Rows from a dataset
---*---
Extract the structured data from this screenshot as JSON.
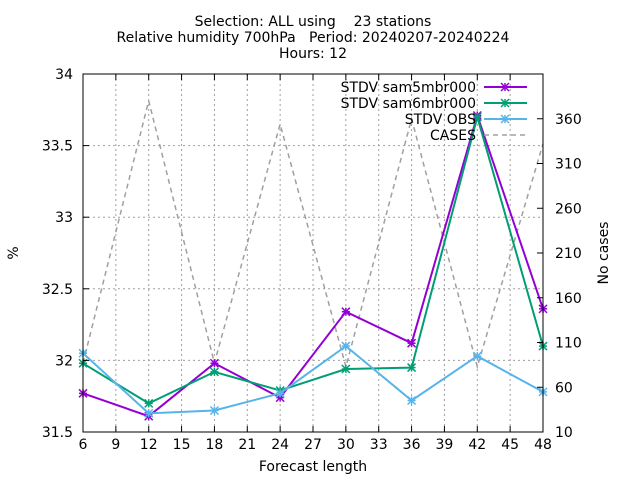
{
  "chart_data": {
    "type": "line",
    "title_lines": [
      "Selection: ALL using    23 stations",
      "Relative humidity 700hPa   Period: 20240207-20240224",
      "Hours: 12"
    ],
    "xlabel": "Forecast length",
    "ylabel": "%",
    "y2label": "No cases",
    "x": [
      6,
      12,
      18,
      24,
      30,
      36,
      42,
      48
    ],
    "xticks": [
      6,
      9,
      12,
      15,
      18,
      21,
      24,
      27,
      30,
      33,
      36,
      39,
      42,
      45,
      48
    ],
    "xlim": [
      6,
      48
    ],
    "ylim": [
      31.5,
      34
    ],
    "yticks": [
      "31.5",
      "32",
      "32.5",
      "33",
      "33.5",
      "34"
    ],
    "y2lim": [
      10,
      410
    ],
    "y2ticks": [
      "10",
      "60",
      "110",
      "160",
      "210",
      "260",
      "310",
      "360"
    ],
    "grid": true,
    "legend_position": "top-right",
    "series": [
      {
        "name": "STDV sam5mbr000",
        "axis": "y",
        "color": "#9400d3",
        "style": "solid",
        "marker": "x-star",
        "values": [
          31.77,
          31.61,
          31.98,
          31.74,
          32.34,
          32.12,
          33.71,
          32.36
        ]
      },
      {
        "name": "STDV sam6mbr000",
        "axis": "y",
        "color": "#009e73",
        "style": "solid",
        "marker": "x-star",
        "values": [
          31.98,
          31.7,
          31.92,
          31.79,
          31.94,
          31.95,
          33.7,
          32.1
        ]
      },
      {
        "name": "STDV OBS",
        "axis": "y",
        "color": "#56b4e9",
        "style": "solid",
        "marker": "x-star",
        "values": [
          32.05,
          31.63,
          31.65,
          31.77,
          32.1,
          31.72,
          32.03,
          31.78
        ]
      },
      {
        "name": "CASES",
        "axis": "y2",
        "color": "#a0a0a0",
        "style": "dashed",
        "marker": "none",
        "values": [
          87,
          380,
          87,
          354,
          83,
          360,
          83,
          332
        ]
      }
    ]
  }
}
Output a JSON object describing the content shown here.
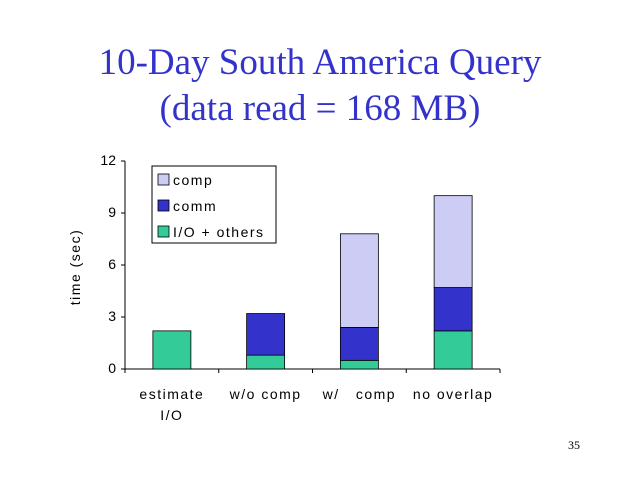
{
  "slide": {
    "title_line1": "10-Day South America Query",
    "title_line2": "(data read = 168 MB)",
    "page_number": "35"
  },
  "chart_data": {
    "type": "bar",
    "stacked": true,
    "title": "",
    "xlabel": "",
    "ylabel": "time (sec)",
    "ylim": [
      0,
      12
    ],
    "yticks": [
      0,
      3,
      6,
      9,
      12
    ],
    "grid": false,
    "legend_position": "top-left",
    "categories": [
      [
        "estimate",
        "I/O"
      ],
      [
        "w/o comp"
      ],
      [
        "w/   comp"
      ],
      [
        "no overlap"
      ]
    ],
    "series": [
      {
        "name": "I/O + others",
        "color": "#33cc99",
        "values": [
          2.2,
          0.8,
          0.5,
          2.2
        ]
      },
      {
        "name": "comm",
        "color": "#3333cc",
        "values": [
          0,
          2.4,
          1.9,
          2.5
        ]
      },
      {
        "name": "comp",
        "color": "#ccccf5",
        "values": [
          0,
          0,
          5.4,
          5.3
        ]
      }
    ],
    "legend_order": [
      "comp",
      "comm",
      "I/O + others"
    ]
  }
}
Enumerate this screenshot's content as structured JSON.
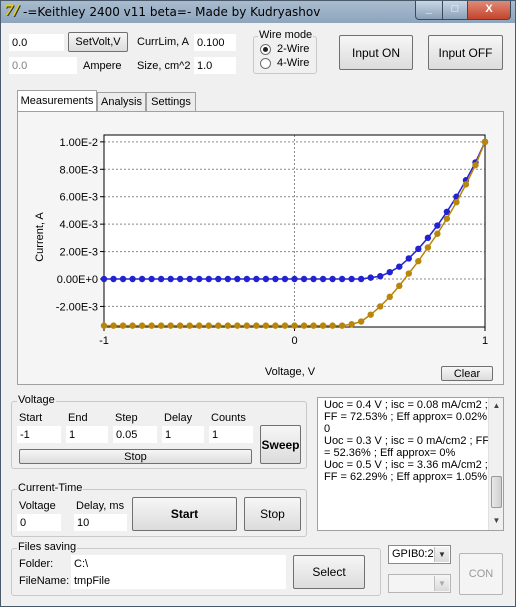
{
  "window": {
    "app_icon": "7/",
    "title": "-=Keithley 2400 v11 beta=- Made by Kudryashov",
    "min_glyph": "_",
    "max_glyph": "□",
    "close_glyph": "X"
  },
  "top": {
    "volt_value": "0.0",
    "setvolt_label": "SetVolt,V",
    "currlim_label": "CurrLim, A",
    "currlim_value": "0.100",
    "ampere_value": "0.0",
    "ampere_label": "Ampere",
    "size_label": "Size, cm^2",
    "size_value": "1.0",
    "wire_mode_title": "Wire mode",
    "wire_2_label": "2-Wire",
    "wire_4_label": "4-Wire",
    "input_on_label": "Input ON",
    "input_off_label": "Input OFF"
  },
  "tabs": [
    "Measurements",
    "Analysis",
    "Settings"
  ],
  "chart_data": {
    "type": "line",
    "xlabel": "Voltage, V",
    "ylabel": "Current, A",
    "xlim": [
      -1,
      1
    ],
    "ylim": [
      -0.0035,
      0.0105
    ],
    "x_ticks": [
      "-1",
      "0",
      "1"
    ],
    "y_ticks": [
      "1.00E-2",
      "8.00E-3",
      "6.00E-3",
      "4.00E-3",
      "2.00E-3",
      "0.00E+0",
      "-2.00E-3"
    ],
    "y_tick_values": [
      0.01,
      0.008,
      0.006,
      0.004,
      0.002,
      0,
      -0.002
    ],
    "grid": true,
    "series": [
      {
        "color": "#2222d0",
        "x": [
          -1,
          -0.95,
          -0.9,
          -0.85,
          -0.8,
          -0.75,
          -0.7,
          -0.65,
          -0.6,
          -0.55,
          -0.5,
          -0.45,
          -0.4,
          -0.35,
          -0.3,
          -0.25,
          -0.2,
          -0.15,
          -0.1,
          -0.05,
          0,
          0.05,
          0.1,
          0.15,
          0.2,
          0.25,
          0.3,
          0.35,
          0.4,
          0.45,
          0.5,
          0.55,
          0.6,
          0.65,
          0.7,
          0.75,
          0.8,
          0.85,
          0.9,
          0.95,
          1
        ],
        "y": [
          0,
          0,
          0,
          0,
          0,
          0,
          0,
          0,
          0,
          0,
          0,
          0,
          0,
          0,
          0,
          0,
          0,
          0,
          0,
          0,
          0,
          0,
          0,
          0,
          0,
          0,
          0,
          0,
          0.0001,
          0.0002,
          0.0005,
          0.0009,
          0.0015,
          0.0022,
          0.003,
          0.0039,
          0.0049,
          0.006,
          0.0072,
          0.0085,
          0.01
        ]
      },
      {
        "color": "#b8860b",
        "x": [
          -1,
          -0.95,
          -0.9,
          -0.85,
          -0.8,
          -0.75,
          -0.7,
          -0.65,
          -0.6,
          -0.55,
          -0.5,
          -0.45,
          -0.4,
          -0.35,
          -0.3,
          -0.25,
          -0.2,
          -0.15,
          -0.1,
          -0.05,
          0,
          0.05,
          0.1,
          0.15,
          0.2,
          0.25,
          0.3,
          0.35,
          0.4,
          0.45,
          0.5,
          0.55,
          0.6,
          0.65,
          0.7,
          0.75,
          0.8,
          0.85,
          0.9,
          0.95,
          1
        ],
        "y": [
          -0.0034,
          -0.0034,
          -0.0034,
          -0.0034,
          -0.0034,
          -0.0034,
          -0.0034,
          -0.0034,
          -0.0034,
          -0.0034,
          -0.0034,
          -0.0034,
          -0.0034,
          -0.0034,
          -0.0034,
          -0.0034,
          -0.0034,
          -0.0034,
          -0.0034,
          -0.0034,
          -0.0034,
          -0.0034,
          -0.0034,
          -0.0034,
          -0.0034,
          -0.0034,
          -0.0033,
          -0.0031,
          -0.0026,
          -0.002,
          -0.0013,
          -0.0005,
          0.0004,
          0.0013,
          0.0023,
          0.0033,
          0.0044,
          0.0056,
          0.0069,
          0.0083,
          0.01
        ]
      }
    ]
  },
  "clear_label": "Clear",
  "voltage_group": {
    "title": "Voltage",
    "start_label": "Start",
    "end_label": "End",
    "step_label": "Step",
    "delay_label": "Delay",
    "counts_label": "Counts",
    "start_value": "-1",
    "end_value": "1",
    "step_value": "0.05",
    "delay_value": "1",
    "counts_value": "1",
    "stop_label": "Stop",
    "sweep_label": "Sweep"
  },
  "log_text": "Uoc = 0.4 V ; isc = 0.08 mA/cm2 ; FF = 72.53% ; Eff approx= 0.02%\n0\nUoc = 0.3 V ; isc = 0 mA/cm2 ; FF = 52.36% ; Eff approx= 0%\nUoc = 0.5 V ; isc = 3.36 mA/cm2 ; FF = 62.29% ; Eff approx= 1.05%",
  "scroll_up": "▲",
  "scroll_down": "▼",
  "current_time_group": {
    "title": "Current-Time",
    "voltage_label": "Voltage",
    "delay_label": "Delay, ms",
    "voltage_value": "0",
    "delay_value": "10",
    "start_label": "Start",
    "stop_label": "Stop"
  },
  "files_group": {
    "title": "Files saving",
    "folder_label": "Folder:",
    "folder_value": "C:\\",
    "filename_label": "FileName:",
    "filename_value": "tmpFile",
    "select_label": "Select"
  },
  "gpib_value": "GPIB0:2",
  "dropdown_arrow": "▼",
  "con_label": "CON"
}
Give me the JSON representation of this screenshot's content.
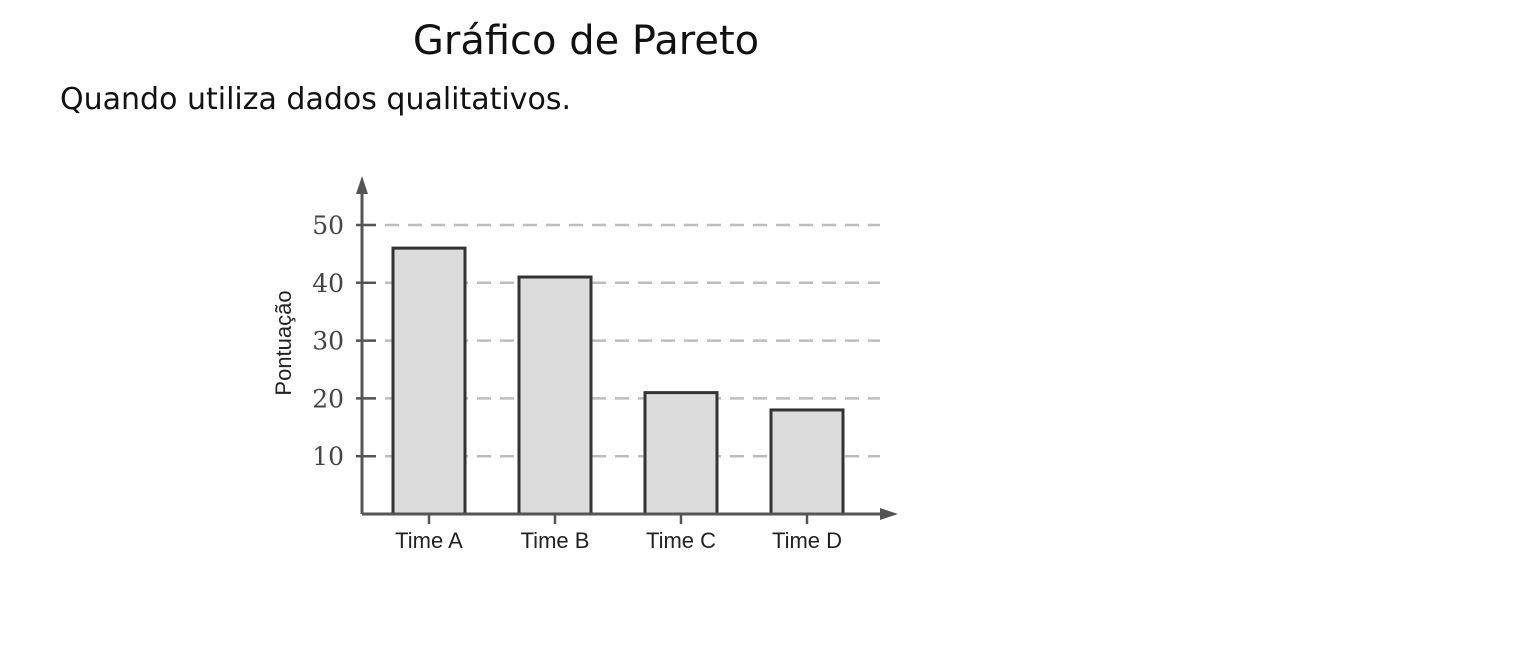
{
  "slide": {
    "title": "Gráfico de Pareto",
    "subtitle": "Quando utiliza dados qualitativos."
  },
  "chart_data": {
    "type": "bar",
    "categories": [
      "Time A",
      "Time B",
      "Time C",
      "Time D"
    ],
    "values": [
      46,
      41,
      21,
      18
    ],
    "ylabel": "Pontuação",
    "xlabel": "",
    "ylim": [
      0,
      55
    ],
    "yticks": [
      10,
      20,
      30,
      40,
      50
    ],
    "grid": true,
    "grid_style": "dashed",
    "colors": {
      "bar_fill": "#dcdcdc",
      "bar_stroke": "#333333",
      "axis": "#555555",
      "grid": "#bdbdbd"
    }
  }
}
---*---
Goal -> What is the number of lines in the records that contain the string "JSON"? Give only that number.

Exercise response -> 4